What to produce:
All entries below need to be written out exactly, but without their pictures.

Stored records:
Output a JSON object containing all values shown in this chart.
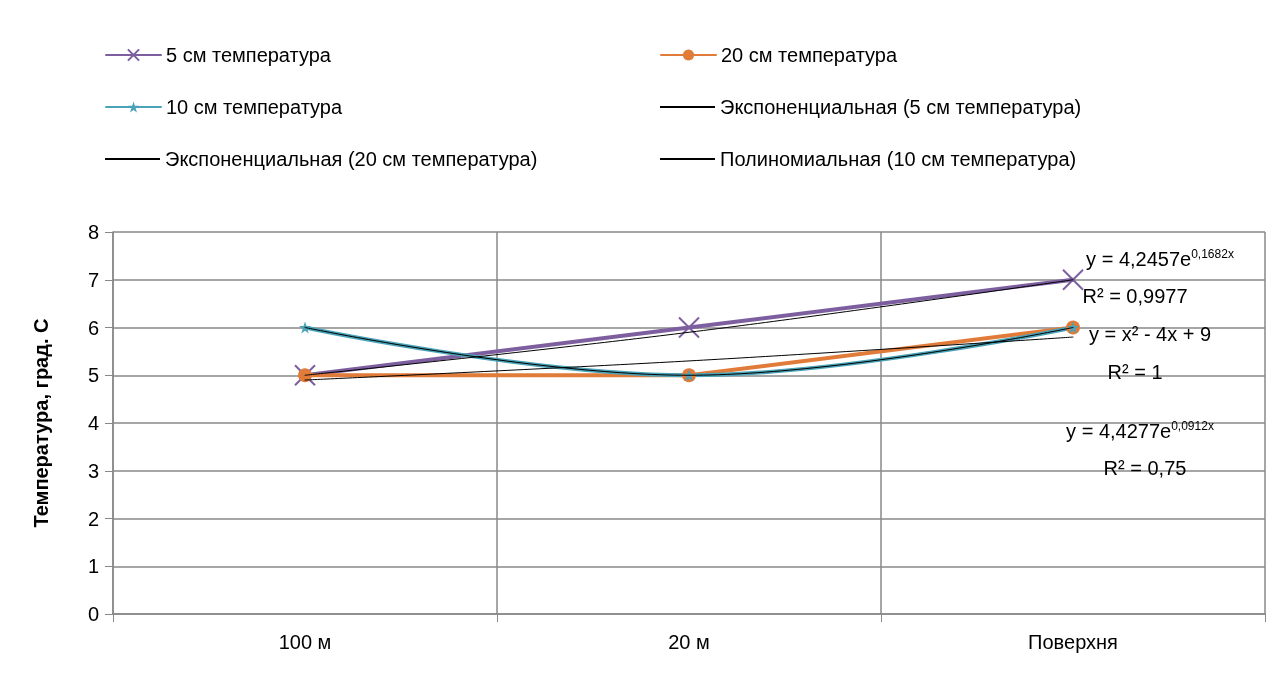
{
  "chart_data": {
    "type": "line",
    "ylabel": "Температура, град. С",
    "categories": [
      "100 м",
      "20 м",
      "Поверхня"
    ],
    "series": [
      {
        "name": "5 см температура",
        "color": "#7d5fa0",
        "values": [
          5,
          6,
          7
        ],
        "marker": "cross"
      },
      {
        "name": "20 см температура",
        "color": "#e07b39",
        "values": [
          5,
          5,
          6
        ],
        "marker": "circle"
      },
      {
        "name": "10 см температура",
        "color": "#4aa3b8",
        "values": [
          6,
          5,
          6
        ],
        "marker": "star"
      },
      {
        "name": "Экспоненциальная (5 см температура)",
        "color": "#000000",
        "values": [
          5.0,
          5.9,
          7.0
        ],
        "marker": "none"
      },
      {
        "name": "Экспоненциальная (20 см температура)",
        "color": "#000000",
        "values": [
          4.9,
          5.3,
          5.8
        ],
        "marker": "none"
      },
      {
        "name": "Полиномиальная (10 см температура)",
        "color": "#000000",
        "values": [
          6,
          5,
          6
        ],
        "marker": "none"
      }
    ],
    "ylim": [
      0,
      8
    ],
    "yticks": [
      0,
      1,
      2,
      3,
      4,
      5,
      6,
      7,
      8
    ],
    "grid": true,
    "legend": "top",
    "annotations": [
      "y = 4,2457e$^{0,1682x}$",
      "R² = 0,9977",
      "y = x² - 4x + 9",
      "R² = 1",
      "y = 4,4277e$^{0,0912x}$",
      "R² = 0,75"
    ]
  }
}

In response:
Output a JSON object containing all values shown in this chart.
{
  "chart_data": {
    "type": "line",
    "ylabel": "Температура, град. С",
    "categories": [
      "100 м",
      "20 м",
      "Поверхня"
    ],
    "series": [
      {
        "name": "5 см температура",
        "color": "#7d5fa0",
        "values": [
          5,
          6,
          7
        ],
        "marker": "cross"
      },
      {
        "name": "20 см температура",
        "color": "#e07b39",
        "values": [
          5,
          5,
          6
        ],
        "marker": "circle"
      },
      {
        "name": "10 см температура",
        "color": "#4aa3b8",
        "values": [
          6,
          5,
          6
        ],
        "marker": "star"
      },
      {
        "name": "Экспоненциальная (5 см температура)",
        "color": "#000000",
        "values": [
          5.0,
          5.9,
          7.0
        ],
        "marker": "none"
      },
      {
        "name": "Экспоненциальная (20 см температура)",
        "color": "#000000",
        "values": [
          4.9,
          5.3,
          5.8
        ],
        "marker": "none"
      },
      {
        "name": "Полиномиальная (10 см температура)",
        "color": "#000000",
        "values": [
          6,
          5,
          6
        ],
        "marker": "none"
      }
    ],
    "ylim": [
      0,
      8
    ],
    "yticks": [
      0,
      1,
      2,
      3,
      4,
      5,
      6,
      7,
      8
    ],
    "grid": true,
    "legend": "top",
    "annotations": [
      "y = 4,2457e$^{0,1682x}$",
      "R² = 0,9977",
      "y = x² - 4x + 9",
      "R² = 1",
      "y = 4,4277e$^{0,0912x}$",
      "R² = 0,75"
    ]
  }
}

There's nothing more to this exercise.